Written request: Copy out each line in the material below that has the word "basava".

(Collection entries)
"""
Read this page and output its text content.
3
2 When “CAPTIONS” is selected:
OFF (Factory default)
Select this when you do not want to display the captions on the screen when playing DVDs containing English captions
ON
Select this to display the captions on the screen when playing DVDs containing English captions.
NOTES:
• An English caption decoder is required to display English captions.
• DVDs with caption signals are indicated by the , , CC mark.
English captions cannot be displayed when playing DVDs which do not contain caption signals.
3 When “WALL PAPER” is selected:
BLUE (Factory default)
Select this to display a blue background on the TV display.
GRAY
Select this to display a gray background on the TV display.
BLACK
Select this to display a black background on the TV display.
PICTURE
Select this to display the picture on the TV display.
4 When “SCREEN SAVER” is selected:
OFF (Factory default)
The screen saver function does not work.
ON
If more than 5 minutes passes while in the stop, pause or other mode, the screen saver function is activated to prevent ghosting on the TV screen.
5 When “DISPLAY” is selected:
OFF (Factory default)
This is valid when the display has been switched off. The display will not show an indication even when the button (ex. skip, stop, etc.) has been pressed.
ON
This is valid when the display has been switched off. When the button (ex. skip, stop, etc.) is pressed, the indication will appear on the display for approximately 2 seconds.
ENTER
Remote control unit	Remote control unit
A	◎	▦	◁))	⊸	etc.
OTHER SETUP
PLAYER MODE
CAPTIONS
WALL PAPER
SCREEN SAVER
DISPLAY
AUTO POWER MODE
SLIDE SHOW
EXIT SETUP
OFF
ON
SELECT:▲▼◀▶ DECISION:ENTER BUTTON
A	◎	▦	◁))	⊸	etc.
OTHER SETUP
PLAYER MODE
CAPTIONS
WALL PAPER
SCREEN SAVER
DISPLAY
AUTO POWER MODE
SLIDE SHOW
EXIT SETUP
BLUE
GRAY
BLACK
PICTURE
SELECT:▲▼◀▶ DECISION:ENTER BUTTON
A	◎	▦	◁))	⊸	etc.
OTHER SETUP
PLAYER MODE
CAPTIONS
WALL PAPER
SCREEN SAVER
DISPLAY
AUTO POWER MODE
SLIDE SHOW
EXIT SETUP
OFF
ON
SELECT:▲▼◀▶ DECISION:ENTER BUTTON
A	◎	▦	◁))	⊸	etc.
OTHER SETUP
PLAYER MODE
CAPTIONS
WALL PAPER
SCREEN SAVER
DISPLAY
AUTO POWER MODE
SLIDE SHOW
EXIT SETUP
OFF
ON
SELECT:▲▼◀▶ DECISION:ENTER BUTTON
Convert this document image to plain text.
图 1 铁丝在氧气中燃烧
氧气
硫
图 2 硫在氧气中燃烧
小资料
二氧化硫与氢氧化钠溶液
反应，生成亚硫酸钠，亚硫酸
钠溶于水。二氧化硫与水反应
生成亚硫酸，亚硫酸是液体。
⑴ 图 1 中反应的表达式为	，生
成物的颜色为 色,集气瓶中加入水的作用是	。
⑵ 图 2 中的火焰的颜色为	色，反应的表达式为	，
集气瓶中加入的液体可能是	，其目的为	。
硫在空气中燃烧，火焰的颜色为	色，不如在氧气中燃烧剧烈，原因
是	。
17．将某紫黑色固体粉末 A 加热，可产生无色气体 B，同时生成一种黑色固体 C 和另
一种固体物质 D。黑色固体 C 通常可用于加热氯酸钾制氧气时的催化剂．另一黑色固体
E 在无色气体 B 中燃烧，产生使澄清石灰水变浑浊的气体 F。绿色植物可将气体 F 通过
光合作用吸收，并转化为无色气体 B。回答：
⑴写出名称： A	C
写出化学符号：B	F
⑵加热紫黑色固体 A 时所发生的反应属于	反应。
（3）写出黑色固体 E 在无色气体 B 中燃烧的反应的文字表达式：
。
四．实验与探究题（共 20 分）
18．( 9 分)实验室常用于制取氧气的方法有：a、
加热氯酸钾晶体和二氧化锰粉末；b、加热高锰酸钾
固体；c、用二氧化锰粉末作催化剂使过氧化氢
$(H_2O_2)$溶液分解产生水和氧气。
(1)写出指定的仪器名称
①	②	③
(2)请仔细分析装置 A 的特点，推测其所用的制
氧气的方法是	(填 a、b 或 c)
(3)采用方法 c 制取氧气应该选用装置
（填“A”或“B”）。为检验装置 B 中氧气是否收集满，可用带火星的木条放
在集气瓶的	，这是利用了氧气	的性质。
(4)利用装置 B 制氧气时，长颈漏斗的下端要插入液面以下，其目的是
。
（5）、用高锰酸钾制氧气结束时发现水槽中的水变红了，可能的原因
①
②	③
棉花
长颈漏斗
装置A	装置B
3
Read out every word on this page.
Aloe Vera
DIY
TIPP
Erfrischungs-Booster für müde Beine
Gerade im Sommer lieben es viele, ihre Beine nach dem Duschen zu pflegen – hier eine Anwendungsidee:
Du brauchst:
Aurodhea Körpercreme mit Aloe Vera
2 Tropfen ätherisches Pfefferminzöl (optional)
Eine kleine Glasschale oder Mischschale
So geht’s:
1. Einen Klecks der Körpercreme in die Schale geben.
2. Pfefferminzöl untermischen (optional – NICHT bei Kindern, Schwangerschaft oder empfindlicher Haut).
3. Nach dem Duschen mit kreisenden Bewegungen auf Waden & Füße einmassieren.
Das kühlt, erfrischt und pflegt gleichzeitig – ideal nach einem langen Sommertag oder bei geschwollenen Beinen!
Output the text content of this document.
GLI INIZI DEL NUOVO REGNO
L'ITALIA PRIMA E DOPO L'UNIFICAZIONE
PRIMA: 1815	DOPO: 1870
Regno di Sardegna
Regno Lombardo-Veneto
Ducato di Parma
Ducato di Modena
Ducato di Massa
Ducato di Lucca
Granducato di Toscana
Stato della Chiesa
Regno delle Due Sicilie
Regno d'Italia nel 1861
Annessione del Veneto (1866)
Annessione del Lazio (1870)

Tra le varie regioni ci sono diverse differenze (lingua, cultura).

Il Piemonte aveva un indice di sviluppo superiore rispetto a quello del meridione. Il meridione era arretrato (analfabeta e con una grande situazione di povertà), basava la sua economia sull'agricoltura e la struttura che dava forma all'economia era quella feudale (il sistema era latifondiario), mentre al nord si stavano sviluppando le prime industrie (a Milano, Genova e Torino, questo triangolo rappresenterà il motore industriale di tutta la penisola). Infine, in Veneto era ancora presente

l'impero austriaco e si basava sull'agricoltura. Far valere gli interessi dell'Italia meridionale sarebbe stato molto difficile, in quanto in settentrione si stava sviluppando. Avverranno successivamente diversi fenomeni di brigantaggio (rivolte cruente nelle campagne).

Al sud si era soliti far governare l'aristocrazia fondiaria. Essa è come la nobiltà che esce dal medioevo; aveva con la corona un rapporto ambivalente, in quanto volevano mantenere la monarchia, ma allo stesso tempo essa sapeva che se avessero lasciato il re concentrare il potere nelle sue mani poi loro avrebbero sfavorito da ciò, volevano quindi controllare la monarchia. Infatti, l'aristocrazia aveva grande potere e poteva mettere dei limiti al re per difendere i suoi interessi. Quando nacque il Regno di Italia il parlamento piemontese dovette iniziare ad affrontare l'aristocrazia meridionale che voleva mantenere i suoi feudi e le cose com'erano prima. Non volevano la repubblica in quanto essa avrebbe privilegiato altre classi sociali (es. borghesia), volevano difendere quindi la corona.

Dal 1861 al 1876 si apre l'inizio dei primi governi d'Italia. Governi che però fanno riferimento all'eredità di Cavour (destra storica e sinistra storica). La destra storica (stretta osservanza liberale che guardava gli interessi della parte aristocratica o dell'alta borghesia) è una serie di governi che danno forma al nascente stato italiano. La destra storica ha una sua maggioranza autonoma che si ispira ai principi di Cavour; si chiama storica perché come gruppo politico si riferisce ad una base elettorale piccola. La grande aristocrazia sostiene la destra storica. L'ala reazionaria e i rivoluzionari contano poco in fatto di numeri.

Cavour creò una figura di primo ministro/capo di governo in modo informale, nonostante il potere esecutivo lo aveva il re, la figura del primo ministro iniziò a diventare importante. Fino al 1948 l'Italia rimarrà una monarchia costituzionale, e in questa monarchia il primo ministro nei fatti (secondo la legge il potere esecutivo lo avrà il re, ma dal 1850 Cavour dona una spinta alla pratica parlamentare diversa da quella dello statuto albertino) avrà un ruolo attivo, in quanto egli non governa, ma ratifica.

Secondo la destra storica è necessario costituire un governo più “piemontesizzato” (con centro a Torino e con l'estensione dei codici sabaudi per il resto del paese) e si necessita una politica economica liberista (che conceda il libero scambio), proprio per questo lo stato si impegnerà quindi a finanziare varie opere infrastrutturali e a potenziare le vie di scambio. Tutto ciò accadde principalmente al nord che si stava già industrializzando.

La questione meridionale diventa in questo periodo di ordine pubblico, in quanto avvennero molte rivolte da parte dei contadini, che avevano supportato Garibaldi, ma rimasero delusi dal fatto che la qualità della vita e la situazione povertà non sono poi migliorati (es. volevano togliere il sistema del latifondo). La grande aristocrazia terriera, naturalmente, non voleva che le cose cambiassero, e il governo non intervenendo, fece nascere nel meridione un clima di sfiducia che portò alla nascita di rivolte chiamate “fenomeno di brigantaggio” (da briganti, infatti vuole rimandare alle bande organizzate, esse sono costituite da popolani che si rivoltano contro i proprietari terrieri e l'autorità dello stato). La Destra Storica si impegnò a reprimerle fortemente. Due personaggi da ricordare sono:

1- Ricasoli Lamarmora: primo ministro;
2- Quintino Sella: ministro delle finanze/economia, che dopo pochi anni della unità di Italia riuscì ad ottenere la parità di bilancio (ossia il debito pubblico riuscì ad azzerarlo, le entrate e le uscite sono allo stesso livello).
"""
Finished answer:
Il Piemonte aveva un indice di sviluppo superiore rispetto a quello del meridione. Il meridione era arretrato (analfabeta e con una grande situazione di povertà), basava la sua economia sull'agricoltura e la struttura che dava forma all'economia era quella feudale (il sistema era latifondiario), mentre al nord si stavano sviluppando le prime industrie (a Milano, Genova e Torino, questo triangolo rappresenterà il motore industriale di tutta la penisola). Infine, in Veneto era ancora presente
l'impero austriaco e si basava sull'agricoltura. Far valere gli interessi dell'Italia meridionale sarebbe stato molto difficile, in quanto in settentrione si stava sviluppando. Avverranno successivamente diversi fenomeni di brigantaggio (rivolte cruente nelle campagne).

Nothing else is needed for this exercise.